▶ _SET EXERCISE_
Output the data below in full, byte for byte. Nothing may differ.

* BEGIN EXERCISE MATERIAL *

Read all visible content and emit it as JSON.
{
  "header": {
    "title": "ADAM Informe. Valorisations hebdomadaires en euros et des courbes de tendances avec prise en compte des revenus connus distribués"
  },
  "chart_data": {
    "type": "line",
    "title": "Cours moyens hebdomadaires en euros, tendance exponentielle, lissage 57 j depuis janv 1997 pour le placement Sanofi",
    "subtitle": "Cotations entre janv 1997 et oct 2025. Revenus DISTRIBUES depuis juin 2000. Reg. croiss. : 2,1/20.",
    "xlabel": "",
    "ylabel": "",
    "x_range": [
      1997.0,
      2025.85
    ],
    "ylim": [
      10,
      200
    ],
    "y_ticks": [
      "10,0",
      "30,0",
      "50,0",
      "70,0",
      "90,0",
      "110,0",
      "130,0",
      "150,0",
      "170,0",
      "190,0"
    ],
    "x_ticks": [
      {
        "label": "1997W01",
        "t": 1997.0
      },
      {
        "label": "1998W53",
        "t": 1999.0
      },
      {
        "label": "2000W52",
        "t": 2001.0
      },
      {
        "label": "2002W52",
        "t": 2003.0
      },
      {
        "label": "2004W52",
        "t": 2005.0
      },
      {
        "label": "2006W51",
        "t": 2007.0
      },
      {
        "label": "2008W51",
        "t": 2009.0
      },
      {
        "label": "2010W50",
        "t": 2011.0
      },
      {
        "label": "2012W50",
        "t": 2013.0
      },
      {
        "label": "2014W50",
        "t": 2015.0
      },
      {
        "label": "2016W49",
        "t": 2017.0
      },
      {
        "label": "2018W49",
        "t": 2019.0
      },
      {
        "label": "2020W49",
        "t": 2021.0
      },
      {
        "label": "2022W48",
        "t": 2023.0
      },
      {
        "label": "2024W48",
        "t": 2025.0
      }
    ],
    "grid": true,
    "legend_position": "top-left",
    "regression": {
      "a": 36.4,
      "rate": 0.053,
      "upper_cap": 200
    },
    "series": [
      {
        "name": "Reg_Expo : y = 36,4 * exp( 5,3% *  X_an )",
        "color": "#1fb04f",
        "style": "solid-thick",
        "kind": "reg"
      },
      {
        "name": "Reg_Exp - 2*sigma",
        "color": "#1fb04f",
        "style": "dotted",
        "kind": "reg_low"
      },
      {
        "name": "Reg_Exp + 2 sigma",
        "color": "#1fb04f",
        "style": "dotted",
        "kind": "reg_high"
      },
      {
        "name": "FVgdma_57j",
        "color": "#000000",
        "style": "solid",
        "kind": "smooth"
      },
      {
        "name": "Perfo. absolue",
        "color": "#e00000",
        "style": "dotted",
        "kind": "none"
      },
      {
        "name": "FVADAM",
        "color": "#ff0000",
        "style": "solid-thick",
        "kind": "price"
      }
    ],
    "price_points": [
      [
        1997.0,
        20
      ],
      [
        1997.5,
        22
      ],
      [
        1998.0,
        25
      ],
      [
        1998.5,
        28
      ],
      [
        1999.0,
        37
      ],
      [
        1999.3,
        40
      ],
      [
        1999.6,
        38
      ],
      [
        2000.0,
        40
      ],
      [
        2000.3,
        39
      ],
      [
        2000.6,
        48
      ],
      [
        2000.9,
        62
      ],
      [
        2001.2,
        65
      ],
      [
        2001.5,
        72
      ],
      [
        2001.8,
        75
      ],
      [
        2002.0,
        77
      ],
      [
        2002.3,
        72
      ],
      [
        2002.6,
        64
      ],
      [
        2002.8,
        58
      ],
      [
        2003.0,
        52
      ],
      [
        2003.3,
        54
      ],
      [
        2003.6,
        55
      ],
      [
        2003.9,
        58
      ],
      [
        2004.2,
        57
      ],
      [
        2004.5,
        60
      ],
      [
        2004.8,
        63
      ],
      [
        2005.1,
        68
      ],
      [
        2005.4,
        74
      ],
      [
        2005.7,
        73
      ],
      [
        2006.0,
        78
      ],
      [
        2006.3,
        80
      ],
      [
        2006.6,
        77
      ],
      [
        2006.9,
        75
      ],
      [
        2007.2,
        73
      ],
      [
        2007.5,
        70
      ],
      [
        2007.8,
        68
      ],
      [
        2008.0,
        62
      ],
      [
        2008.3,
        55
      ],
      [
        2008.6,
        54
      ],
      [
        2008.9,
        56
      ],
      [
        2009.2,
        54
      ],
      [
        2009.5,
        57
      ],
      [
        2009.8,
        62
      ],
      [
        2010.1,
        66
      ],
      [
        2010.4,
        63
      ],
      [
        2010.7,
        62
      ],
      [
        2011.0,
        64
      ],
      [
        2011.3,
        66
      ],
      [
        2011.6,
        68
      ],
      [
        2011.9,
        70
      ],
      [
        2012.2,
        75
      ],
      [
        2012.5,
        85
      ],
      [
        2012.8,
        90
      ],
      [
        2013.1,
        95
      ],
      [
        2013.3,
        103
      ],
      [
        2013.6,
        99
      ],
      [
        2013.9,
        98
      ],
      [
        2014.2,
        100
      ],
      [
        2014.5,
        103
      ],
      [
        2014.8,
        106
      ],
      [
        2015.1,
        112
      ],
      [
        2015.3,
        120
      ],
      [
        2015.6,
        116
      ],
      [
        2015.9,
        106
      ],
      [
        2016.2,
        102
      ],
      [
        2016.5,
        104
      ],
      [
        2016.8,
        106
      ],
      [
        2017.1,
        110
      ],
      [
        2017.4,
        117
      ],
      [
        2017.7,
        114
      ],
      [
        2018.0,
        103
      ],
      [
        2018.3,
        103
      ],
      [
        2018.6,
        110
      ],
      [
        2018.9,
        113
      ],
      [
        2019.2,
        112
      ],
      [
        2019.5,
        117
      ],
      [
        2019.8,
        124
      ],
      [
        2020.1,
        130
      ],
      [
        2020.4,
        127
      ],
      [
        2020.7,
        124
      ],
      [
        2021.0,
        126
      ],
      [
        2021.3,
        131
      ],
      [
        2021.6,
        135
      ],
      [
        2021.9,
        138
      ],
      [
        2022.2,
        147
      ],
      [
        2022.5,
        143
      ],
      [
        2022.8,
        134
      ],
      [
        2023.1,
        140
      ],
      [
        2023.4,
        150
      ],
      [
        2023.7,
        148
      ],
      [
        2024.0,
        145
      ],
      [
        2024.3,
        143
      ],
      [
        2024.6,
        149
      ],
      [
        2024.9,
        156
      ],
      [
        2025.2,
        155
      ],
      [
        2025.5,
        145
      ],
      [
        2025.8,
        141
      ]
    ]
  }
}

* END EXERCISE MATERIAL *

▶ _EXERCISE RESULT_
Read all visible content and emit it as JSON.
{
  "header": {
    "title": "ADAM Informe. Valorisations hebdomadaires en euros et des courbes de tendances avec prise en compte des revenus connus distribués"
  },
  "chart_data": {
    "type": "line",
    "title": "Cours moyens hebdomadaires en euros, tendance exponentielle, lissage 57 j depuis janv 1997 pour le placement Sanofi",
    "subtitle": "Cotations entre janv 1997 et oct 2025. Revenus DISTRIBUES depuis juin 2000. Reg. croiss. : 2,1/20.",
    "xlabel": "",
    "ylabel": "",
    "x_range": [
      1997.0,
      2025.85
    ],
    "ylim": [
      10,
      200
    ],
    "y_ticks": [
      "10,0",
      "30,0",
      "50,0",
      "70,0",
      "90,0",
      "110,0",
      "130,0",
      "150,0",
      "170,0",
      "190,0"
    ],
    "x_ticks": [
      {
        "label": "1997W01",
        "t": 1997.0
      },
      {
        "label": "1998W53",
        "t": 1999.0
      },
      {
        "label": "2000W52",
        "t": 2001.0
      },
      {
        "label": "2002W52",
        "t": 2003.0
      },
      {
        "label": "2004W52",
        "t": 2005.0
      },
      {
        "label": "2006W51",
        "t": 2007.0
      },
      {
        "label": "2008W51",
        "t": 2009.0
      },
      {
        "label": "2010W50",
        "t": 2011.0
      },
      {
        "label": "2012W50",
        "t": 2013.0
      },
      {
        "label": "2014W50",
        "t": 2015.0
      },
      {
        "label": "2016W49",
        "t": 2017.0
      },
      {
        "label": "2018W49",
        "t": 2019.0
      },
      {
        "label": "2020W49",
        "t": 2021.0
      },
      {
        "label": "2022W48",
        "t": 2023.0
      },
      {
        "label": "2024W48",
        "t": 2025.0
      }
    ],
    "grid": true,
    "legend_position": "top-left",
    "regression": {
      "a": 36.4,
      "rate": 0.053,
      "upper_cap": 200
    },
    "series": [
      {
        "name": "Reg_Expo : y = 36,4 * exp( 5,3% *  X_an )",
        "color": "#1fb04f",
        "style": "solid-thick",
        "kind": "reg"
      },
      {
        "name": "Reg_Exp - 2*sigma",
        "color": "#1fb04f",
        "style": "dotted",
        "kind": "reg_low"
      },
      {
        "name": "Reg_Exp + 2 sigma",
        "color": "#1fb04f",
        "style": "dotted",
        "kind": "reg_high"
      },
      {
        "name": "FVgdma_57j",
        "color": "#000000",
        "style": "solid",
        "kind": "smooth"
      },
      {
        "name": "Perfo. absolue",
        "color": "#e00000",
        "style": "dotted",
        "kind": "none"
      },
      {
        "name": "FVADAM",
        "color": "#ff0000",
        "style": "solid-thick",
        "kind": "price"
      }
    ],
    "price_points": [
      [
        1997.0,
        20
      ],
      [
        1997.5,
        22
      ],
      [
        1998.0,
        25
      ],
      [
        1998.5,
        28
      ],
      [
        1999.0,
        37
      ],
      [
        1999.3,
        40
      ],
      [
        1999.6,
        38
      ],
      [
        2000.0,
        40
      ],
      [
        2000.3,
        39
      ],
      [
        2000.6,
        48
      ],
      [
        2000.9,
        62
      ],
      [
        2001.2,
        65
      ],
      [
        2001.5,
        72
      ],
      [
        2001.8,
        75
      ],
      [
        2002.0,
        77
      ],
      [
        2002.3,
        72
      ],
      [
        2002.6,
        64
      ],
      [
        2002.8,
        58
      ],
      [
        2003.0,
        52
      ],
      [
        2003.3,
        54
      ],
      [
        2003.6,
        55
      ],
      [
        2003.9,
        58
      ],
      [
        2004.2,
        57
      ],
      [
        2004.5,
        60
      ],
      [
        2004.8,
        63
      ],
      [
        2005.1,
        68
      ],
      [
        2005.4,
        74
      ],
      [
        2005.7,
        73
      ],
      [
        2006.0,
        78
      ],
      [
        2006.3,
        80
      ],
      [
        2006.6,
        77
      ],
      [
        2006.9,
        75
      ],
      [
        2007.2,
        73
      ],
      [
        2007.5,
        70
      ],
      [
        2007.8,
        68
      ],
      [
        2008.0,
        62
      ],
      [
        2008.3,
        55
      ],
      [
        2008.6,
        54
      ],
      [
        2008.9,
        56
      ],
      [
        2009.2,
        54
      ],
      [
        2009.5,
        57
      ],
      [
        2009.8,
        62
      ],
      [
        2010.1,
        66
      ],
      [
        2010.4,
        63
      ],
      [
        2010.7,
        62
      ],
      [
        2011.0,
        64
      ],
      [
        2011.3,
        66
      ],
      [
        2011.6,
        68
      ],
      [
        2011.9,
        70
      ],
      [
        2012.2,
        75
      ],
      [
        2012.5,
        85
      ],
      [
        2012.8,
        90
      ],
      [
        2013.1,
        95
      ],
      [
        2013.3,
        103
      ],
      [
        2013.6,
        99
      ],
      [
        2013.9,
        98
      ],
      [
        2014.2,
        100
      ],
      [
        2014.5,
        103
      ],
      [
        2014.8,
        106
      ],
      [
        2015.1,
        112
      ],
      [
        2015.3,
        120
      ],
      [
        2015.6,
        116
      ],
      [
        2015.9,
        106
      ],
      [
        2016.2,
        102
      ],
      [
        2016.5,
        104
      ],
      [
        2016.8,
        106
      ],
      [
        2017.1,
        110
      ],
      [
        2017.4,
        117
      ],
      [
        2017.7,
        114
      ],
      [
        2018.0,
        103
      ],
      [
        2018.3,
        103
      ],
      [
        2018.6,
        110
      ],
      [
        2018.9,
        113
      ],
      [
        2019.2,
        112
      ],
      [
        2019.5,
        117
      ],
      [
        2019.8,
        124
      ],
      [
        2020.1,
        130
      ],
      [
        2020.4,
        127
      ],
      [
        2020.7,
        124
      ],
      [
        2021.0,
        126
      ],
      [
        2021.3,
        131
      ],
      [
        2021.6,
        135
      ],
      [
        2021.9,
        138
      ],
      [
        2022.2,
        147
      ],
      [
        2022.5,
        143
      ],
      [
        2022.8,
        134
      ],
      [
        2023.1,
        140
      ],
      [
        2023.4,
        150
      ],
      [
        2023.7,
        148
      ],
      [
        2024.0,
        145
      ],
      [
        2024.3,
        143
      ],
      [
        2024.6,
        149
      ],
      [
        2024.9,
        156
      ],
      [
        2025.2,
        155
      ],
      [
        2025.5,
        145
      ],
      [
        2025.8,
        141
      ]
    ]
  }
}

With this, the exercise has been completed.